_TASK DETAILS_. List, from the lines below, each one with "color" in it.

_EXTRACTED INFORMATION_.
========

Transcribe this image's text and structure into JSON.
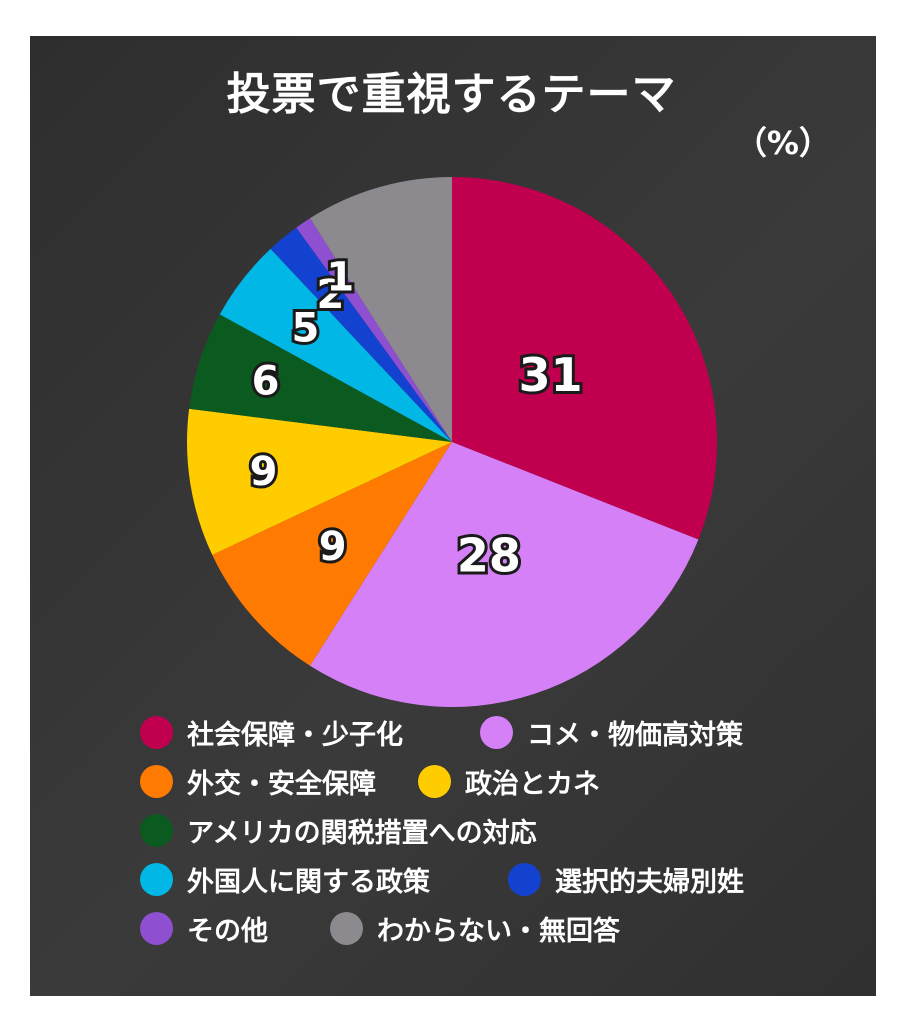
{
  "chart_data": {
    "type": "pie",
    "title": "投票で重視するテーマ",
    "unit": "（%）",
    "slices": [
      {
        "label": "社会保障・少子化",
        "value": 31,
        "value_label": "31",
        "color": "#C0004E"
      },
      {
        "label": "コメ・物価高対策",
        "value": 28,
        "value_label": "28",
        "color": "#D580F7"
      },
      {
        "label": "外交・安全保障",
        "value": 9,
        "value_label": "9",
        "color": "#FF7A00"
      },
      {
        "label": "政治とカネ",
        "value": 9,
        "value_label": "9",
        "color": "#FFCC00"
      },
      {
        "label": "アメリカの関税措置への対応",
        "value": 6,
        "value_label": "6",
        "color": "#0B5A1F"
      },
      {
        "label": "外国人に関する政策",
        "value": 5,
        "value_label": "5",
        "color": "#00B7E6"
      },
      {
        "label": "選択的夫婦別姓",
        "value": 2,
        "value_label": "2",
        "color": "#1442D0"
      },
      {
        "label": "その他",
        "value": 1,
        "value_label": "1",
        "color": "#8E4FD0"
      },
      {
        "label": "わからない・無回答",
        "value": 9,
        "value_label": "",
        "color": "#8C8A8E"
      }
    ],
    "start": "12 o'clock",
    "direction": "clockwise",
    "legend_position": "bottom"
  }
}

========

_ANSWER BELOW_.
        "color": "#C0004E"
        "color": "#D580F7"
        "color": "#FF7A00"
        "color": "#FFCC00"
        "color": "#0B5A1F"
        "color": "#00B7E6"
        "color": "#1442D0"
        "color": "#8E4FD0"
        "color": "#8C8A8E"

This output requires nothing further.